_Dataset excerpt_
────
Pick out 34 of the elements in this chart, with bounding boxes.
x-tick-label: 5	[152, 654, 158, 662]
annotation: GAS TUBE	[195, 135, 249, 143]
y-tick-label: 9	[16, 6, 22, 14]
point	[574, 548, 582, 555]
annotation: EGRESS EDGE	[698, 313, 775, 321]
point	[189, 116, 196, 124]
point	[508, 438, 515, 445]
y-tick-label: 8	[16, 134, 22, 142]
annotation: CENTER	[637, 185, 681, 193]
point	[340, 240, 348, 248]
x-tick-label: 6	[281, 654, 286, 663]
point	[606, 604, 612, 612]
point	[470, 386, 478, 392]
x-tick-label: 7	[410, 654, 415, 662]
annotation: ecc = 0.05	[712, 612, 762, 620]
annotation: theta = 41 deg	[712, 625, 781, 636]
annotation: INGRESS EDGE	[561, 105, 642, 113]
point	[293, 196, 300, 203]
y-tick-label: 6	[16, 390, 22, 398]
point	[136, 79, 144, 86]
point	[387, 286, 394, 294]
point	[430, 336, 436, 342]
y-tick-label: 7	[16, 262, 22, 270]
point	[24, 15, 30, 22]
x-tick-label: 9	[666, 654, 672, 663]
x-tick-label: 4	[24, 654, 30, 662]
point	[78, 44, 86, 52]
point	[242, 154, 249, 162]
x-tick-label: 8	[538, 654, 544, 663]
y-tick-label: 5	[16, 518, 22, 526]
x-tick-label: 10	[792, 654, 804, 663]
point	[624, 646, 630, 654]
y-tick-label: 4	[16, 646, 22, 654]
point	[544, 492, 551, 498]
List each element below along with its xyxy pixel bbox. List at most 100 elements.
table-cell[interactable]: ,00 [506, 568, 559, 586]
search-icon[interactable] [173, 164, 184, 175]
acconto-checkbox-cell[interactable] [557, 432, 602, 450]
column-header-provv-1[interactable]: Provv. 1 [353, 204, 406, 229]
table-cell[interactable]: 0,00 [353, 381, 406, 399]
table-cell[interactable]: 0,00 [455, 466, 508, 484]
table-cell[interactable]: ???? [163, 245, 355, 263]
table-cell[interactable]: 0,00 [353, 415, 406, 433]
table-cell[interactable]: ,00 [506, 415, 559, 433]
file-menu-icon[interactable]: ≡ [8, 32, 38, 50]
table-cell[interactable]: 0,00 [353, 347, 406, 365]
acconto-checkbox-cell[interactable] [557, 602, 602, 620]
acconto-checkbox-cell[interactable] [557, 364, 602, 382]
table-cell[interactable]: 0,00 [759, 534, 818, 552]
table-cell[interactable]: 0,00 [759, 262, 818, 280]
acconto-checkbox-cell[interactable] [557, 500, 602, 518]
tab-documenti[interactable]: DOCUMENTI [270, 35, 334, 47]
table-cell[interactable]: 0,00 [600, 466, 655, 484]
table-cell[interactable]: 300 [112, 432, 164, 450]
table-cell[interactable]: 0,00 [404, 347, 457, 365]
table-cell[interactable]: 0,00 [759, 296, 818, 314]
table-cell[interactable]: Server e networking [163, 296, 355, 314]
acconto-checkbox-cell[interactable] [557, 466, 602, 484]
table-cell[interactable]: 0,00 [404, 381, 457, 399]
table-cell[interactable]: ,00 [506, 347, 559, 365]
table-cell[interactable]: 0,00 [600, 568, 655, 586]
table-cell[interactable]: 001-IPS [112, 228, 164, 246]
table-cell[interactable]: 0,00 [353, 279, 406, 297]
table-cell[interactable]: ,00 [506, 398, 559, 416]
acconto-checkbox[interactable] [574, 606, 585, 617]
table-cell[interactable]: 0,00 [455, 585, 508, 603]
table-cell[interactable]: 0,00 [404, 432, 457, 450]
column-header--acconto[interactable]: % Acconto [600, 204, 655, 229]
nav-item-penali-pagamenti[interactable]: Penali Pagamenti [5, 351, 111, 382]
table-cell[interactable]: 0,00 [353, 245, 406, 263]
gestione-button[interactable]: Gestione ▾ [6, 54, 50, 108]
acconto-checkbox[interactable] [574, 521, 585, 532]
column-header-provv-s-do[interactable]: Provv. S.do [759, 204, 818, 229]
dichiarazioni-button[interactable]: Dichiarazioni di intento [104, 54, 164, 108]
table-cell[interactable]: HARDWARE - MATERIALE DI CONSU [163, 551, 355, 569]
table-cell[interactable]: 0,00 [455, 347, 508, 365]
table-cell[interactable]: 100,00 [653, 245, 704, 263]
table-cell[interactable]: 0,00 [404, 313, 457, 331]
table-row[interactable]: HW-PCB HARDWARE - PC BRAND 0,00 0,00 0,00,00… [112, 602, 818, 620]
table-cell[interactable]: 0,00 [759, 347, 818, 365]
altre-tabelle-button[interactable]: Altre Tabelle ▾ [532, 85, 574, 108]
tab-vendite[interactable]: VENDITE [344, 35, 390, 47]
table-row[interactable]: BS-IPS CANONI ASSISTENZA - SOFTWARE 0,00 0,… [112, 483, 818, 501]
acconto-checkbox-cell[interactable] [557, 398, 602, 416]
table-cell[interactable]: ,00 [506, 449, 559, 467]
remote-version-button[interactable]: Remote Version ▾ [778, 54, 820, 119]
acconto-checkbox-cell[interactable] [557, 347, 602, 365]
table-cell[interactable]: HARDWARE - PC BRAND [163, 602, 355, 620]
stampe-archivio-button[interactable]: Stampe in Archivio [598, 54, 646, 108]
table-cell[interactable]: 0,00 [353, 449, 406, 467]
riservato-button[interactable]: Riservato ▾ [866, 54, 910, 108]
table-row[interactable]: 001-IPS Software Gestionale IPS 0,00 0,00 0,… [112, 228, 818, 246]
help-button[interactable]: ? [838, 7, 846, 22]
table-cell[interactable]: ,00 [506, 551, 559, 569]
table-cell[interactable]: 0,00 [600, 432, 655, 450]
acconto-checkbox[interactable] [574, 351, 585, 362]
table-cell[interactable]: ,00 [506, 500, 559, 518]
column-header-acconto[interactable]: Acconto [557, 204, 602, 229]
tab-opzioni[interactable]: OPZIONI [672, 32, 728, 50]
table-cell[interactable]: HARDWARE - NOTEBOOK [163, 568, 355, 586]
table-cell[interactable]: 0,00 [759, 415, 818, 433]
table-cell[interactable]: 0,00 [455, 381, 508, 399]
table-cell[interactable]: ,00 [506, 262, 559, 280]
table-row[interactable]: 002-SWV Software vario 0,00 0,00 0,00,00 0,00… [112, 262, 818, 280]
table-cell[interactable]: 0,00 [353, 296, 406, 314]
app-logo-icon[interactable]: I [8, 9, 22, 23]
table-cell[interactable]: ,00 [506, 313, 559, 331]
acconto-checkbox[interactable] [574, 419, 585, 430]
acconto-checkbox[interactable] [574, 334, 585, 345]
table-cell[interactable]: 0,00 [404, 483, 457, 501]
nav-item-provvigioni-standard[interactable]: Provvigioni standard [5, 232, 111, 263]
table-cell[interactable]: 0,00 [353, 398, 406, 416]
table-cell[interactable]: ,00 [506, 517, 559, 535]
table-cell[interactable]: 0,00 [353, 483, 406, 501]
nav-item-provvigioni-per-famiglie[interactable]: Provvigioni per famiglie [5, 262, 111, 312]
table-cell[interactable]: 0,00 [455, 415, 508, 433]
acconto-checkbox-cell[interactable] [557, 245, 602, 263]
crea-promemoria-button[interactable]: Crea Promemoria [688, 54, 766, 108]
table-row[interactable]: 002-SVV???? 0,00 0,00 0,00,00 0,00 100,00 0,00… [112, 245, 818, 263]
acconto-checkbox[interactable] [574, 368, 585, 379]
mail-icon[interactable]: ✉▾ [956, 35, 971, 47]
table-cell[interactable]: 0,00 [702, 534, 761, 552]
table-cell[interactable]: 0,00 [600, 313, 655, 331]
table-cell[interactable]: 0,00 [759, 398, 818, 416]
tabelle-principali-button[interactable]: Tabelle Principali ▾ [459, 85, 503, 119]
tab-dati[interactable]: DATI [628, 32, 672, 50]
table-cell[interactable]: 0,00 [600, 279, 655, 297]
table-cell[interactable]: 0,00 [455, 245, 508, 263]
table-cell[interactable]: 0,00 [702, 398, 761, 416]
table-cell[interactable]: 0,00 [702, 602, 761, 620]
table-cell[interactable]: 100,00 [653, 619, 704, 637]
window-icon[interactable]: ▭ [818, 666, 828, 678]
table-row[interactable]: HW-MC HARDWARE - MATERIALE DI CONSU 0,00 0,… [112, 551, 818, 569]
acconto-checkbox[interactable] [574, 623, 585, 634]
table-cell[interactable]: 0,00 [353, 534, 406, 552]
────
Copy out the rows from the very first one through the line containing "240, 348, 248]", including both ends, with nothing changed.

_FINAL ANSWER_
Pick out 34 of the elements in this chart, with bounding boxes.
x-tick-label: 5	[152, 654, 158, 662]
annotation: GAS TUBE	[195, 135, 249, 143]
y-tick-label: 9	[16, 6, 22, 14]
point	[574, 548, 582, 555]
annotation: EGRESS EDGE	[698, 313, 775, 321]
point	[189, 116, 196, 124]
point	[508, 438, 515, 445]
y-tick-label: 8	[16, 134, 22, 142]
annotation: CENTER	[637, 185, 681, 193]
point	[340, 240, 348, 248]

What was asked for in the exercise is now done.